[Dataset items]

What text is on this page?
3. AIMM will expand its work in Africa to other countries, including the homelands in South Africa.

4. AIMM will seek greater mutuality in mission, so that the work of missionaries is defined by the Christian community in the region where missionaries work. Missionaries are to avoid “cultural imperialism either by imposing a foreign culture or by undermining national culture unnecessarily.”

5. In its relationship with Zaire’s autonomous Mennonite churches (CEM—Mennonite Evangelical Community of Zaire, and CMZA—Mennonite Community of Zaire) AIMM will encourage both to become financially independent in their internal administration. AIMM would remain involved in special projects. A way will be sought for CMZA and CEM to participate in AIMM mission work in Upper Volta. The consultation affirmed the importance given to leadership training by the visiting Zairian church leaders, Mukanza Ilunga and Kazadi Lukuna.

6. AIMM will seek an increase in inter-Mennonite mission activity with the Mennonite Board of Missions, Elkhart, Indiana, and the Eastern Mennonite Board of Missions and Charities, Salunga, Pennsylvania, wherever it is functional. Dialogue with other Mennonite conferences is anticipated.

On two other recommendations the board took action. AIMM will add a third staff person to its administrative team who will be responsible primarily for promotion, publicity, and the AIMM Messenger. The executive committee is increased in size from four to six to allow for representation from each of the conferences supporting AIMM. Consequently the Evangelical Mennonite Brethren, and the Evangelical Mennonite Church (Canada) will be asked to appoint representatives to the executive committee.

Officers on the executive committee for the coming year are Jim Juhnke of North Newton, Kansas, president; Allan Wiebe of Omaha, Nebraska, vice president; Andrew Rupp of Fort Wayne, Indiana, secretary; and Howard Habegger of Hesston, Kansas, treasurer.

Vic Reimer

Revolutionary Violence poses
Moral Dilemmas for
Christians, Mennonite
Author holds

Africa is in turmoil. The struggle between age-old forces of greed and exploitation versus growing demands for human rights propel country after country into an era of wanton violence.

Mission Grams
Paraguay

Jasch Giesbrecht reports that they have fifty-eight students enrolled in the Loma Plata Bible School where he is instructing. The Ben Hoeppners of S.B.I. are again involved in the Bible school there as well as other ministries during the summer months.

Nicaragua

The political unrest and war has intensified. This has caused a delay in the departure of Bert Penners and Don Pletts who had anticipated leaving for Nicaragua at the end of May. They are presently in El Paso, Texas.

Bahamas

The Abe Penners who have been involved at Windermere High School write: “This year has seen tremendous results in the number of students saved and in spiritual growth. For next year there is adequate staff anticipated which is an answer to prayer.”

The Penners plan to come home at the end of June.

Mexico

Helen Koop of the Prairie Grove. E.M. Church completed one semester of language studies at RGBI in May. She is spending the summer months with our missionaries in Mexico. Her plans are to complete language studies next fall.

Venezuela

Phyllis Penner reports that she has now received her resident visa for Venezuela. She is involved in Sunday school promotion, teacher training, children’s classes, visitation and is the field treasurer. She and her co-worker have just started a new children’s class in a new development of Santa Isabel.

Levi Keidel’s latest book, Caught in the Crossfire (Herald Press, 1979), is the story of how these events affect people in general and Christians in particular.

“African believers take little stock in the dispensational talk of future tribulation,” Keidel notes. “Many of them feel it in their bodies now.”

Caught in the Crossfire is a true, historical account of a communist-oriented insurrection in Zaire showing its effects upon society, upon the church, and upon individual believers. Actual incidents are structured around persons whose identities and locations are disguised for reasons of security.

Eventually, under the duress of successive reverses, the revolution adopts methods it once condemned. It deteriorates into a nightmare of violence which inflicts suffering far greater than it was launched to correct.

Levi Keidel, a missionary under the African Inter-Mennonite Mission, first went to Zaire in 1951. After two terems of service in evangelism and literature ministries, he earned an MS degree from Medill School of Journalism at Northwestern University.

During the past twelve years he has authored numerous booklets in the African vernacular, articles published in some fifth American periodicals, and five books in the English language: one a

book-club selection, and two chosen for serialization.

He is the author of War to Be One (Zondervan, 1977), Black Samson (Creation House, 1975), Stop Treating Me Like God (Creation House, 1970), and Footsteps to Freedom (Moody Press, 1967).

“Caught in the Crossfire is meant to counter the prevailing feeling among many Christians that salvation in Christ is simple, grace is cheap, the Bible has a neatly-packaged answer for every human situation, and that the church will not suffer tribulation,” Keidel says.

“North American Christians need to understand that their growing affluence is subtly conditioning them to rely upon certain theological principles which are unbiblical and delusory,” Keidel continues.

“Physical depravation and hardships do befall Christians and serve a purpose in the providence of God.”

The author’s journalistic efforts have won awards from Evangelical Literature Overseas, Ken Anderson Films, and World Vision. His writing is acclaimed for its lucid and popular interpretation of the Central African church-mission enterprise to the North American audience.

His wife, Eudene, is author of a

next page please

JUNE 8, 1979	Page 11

- _Given instruction_:
Reply with nothing except the number of lines in the listing above that include the string "Nicaragua".

- _Complete response_:
2